**Stated goal**
Repeat the entire listing exactly as written.
* Begin Given records *
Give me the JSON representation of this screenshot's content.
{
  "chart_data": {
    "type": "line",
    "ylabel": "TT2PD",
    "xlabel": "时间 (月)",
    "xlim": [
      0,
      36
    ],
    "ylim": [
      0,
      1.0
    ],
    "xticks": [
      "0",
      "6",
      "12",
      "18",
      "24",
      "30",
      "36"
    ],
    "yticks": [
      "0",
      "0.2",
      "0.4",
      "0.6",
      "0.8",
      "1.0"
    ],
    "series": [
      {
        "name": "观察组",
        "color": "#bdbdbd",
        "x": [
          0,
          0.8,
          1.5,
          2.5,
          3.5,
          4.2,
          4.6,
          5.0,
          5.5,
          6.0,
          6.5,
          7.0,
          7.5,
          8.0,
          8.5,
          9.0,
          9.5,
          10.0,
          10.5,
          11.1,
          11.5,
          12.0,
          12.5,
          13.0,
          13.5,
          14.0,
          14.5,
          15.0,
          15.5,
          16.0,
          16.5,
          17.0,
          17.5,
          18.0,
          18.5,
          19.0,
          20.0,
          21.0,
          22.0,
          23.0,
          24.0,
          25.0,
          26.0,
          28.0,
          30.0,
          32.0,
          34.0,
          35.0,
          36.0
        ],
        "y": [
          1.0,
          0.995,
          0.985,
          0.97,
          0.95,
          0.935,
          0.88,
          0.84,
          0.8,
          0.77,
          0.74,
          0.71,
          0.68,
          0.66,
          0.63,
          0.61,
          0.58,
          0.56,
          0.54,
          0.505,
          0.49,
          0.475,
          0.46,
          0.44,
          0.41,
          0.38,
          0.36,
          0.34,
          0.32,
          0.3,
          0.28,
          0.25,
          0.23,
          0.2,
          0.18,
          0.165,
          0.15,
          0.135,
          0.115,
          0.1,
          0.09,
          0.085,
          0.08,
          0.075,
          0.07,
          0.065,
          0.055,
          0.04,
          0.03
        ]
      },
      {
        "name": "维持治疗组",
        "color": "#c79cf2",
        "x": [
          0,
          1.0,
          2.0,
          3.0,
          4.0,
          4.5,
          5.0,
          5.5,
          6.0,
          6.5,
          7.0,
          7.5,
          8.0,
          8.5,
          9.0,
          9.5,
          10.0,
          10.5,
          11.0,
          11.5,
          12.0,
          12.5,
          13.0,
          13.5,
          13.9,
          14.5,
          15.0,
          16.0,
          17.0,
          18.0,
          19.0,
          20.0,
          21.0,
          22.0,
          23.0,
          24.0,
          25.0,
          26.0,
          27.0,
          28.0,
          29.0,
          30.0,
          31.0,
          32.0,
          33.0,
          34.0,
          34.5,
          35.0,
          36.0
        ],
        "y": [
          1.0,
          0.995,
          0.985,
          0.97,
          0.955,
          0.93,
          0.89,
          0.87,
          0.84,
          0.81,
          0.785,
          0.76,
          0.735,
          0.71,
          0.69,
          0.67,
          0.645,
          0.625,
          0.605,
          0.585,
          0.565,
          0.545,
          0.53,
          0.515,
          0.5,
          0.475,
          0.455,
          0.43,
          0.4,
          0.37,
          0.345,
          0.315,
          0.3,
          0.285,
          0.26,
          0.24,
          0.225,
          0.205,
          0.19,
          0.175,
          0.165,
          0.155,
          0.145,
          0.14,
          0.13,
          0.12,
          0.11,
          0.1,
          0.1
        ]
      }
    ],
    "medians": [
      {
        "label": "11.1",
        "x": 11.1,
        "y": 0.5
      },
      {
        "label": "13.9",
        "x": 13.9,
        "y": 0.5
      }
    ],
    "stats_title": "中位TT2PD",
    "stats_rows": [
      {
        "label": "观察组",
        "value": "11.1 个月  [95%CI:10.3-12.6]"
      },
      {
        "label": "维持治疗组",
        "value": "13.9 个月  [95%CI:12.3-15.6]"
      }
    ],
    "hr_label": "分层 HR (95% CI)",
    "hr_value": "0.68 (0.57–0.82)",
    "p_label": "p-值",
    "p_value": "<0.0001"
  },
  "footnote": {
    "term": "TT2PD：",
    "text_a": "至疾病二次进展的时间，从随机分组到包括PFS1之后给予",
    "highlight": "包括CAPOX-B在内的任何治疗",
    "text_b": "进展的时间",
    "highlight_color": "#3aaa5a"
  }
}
* End Given records *
**Right answer**
Give me the JSON representation of this screenshot's content.
{
  "chart_data": {
    "type": "line",
    "ylabel": "TT2PD",
    "xlabel": "时间 (月)",
    "xlim": [
      0,
      36
    ],
    "ylim": [
      0,
      1.0
    ],
    "xticks": [
      "0",
      "6",
      "12",
      "18",
      "24",
      "30",
      "36"
    ],
    "yticks": [
      "0",
      "0.2",
      "0.4",
      "0.6",
      "0.8",
      "1.0"
    ],
    "series": [
      {
        "name": "观察组",
        "color": "#bdbdbd",
        "x": [
          0,
          0.8,
          1.5,
          2.5,
          3.5,
          4.2,
          4.6,
          5.0,
          5.5,
          6.0,
          6.5,
          7.0,
          7.5,
          8.0,
          8.5,
          9.0,
          9.5,
          10.0,
          10.5,
          11.1,
          11.5,
          12.0,
          12.5,
          13.0,
          13.5,
          14.0,
          14.5,
          15.0,
          15.5,
          16.0,
          16.5,
          17.0,
          17.5,
          18.0,
          18.5,
          19.0,
          20.0,
          21.0,
          22.0,
          23.0,
          24.0,
          25.0,
          26.0,
          28.0,
          30.0,
          32.0,
          34.0,
          35.0,
          36.0
        ],
        "y": [
          1.0,
          0.995,
          0.985,
          0.97,
          0.95,
          0.935,
          0.88,
          0.84,
          0.8,
          0.77,
          0.74,
          0.71,
          0.68,
          0.66,
          0.63,
          0.61,
          0.58,
          0.56,
          0.54,
          0.505,
          0.49,
          0.475,
          0.46,
          0.44,
          0.41,
          0.38,
          0.36,
          0.34,
          0.32,
          0.3,
          0.28,
          0.25,
          0.23,
          0.2,
          0.18,
          0.165,
          0.15,
          0.135,
          0.115,
          0.1,
          0.09,
          0.085,
          0.08,
          0.075,
          0.07,
          0.065,
          0.055,
          0.04,
          0.03
        ]
      },
      {
        "name": "维持治疗组",
        "color": "#c79cf2",
        "x": [
          0,
          1.0,
          2.0,
          3.0,
          4.0,
          4.5,
          5.0,
          5.5,
          6.0,
          6.5,
          7.0,
          7.5,
          8.0,
          8.5,
          9.0,
          9.5,
          10.0,
          10.5,
          11.0,
          11.5,
          12.0,
          12.5,
          13.0,
          13.5,
          13.9,
          14.5,
          15.0,
          16.0,
          17.0,
          18.0,
          19.0,
          20.0,
          21.0,
          22.0,
          23.0,
          24.0,
          25.0,
          26.0,
          27.0,
          28.0,
          29.0,
          30.0,
          31.0,
          32.0,
          33.0,
          34.0,
          34.5,
          35.0,
          36.0
        ],
        "y": [
          1.0,
          0.995,
          0.985,
          0.97,
          0.955,
          0.93,
          0.89,
          0.87,
          0.84,
          0.81,
          0.785,
          0.76,
          0.735,
          0.71,
          0.69,
          0.67,
          0.645,
          0.625,
          0.605,
          0.585,
          0.565,
          0.545,
          0.53,
          0.515,
          0.5,
          0.475,
          0.455,
          0.43,
          0.4,
          0.37,
          0.345,
          0.315,
          0.3,
          0.285,
          0.26,
          0.24,
          0.225,
          0.205,
          0.19,
          0.175,
          0.165,
          0.155,
          0.145,
          0.14,
          0.13,
          0.12,
          0.11,
          0.1,
          0.1
        ]
      }
    ],
    "medians": [
      {
        "label": "11.1",
        "x": 11.1,
        "y": 0.5
      },
      {
        "label": "13.9",
        "x": 13.9,
        "y": 0.5
      }
    ],
    "stats_title": "中位TT2PD",
    "stats_rows": [
      {
        "label": "观察组",
        "value": "11.1 个月  [95%CI:10.3-12.6]"
      },
      {
        "label": "维持治疗组",
        "value": "13.9 个月  [95%CI:12.3-15.6]"
      }
    ],
    "hr_label": "分层 HR (95% CI)",
    "hr_value": "0.68 (0.57–0.82)",
    "p_label": "p-值",
    "p_value": "<0.0001"
  },
  "footnote": {
    "term": "TT2PD：",
    "text_a": "至疾病二次进展的时间，从随机分组到包括PFS1之后给予",
    "highlight": "包括CAPOX-B在内的任何治疗",
    "text_b": "进展的时间",
    "highlight_color": "#3aaa5a"
  }
}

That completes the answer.